(PROBLEM DETAILS): From the listing below, return each line that includes "легенды".

(Stored records)
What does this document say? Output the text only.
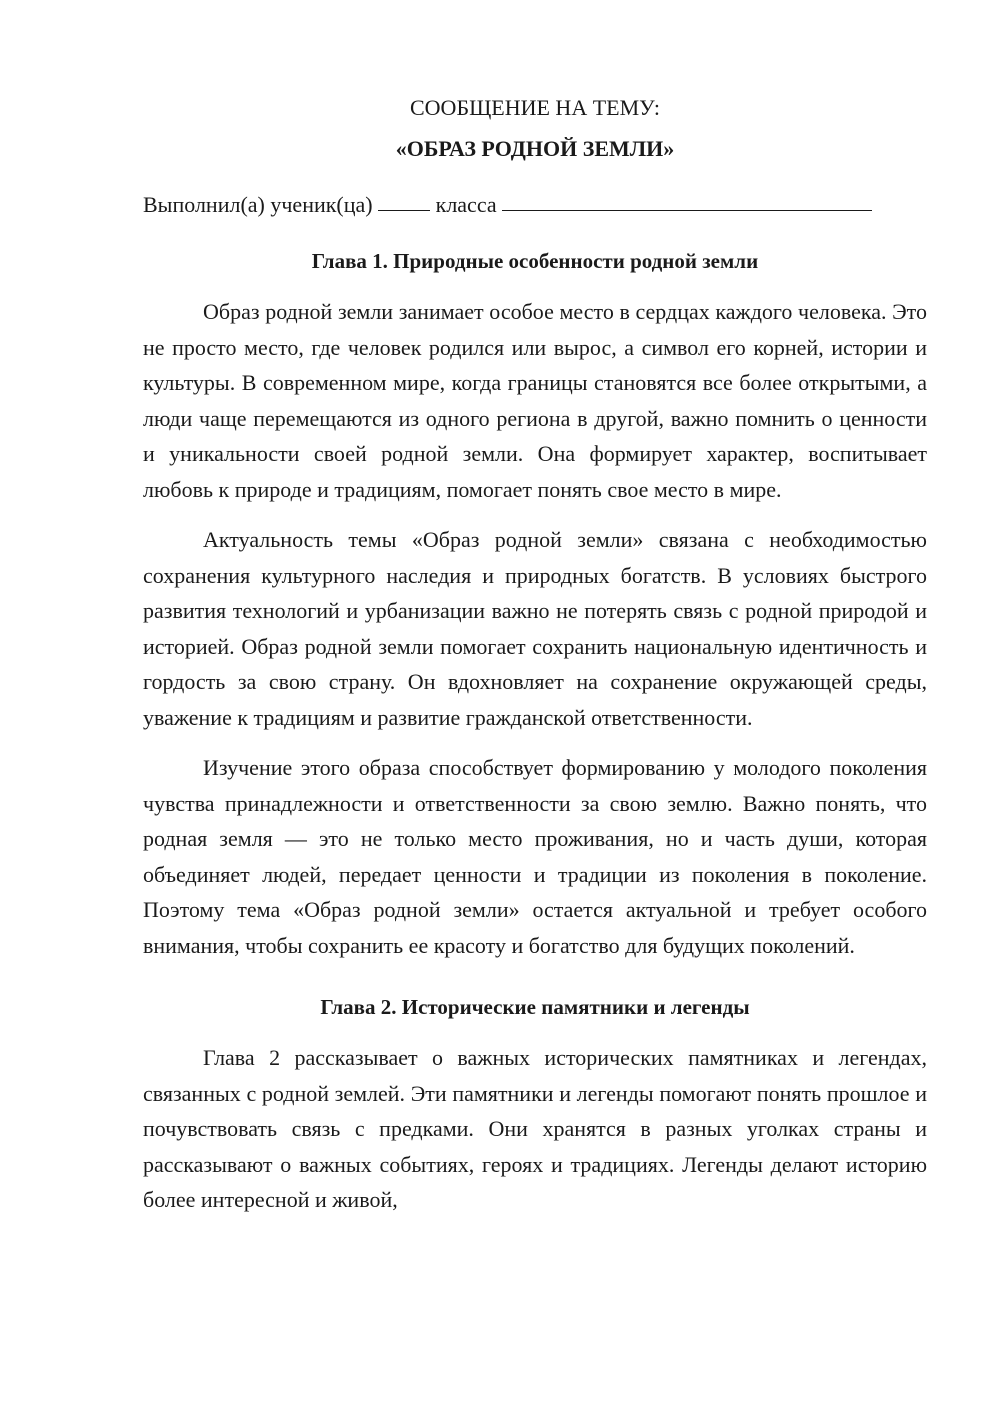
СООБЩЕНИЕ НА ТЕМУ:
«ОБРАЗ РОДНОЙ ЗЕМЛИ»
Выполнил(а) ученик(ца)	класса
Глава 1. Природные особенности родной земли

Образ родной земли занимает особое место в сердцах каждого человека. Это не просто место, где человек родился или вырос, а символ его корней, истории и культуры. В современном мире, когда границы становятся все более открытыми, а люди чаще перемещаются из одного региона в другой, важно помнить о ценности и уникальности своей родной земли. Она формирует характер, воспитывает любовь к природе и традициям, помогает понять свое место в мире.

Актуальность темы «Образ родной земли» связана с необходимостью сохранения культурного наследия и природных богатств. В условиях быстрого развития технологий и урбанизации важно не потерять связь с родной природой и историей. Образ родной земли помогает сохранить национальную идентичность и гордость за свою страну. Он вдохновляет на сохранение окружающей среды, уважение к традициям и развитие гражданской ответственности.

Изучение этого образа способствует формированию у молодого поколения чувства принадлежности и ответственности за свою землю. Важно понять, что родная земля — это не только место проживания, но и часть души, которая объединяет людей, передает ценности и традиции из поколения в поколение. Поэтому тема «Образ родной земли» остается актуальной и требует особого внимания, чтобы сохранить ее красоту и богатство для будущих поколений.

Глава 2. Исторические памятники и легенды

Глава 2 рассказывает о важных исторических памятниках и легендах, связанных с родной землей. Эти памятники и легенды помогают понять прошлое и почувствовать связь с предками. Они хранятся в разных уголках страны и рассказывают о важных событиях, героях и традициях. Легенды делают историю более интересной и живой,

(TASK OUTPUT):
Глава 2. Исторические памятники и легенды
Глава 2 рассказывает о важных исторических памятниках и легендах, связанных с родной землей. Эти памятники и легенды помогают понять прошлое и почувствовать связь с предками. Они хранятся в разных уголках страны и рассказывают о важных событиях, героях и традициях. Легенды делают историю более интересной и живой,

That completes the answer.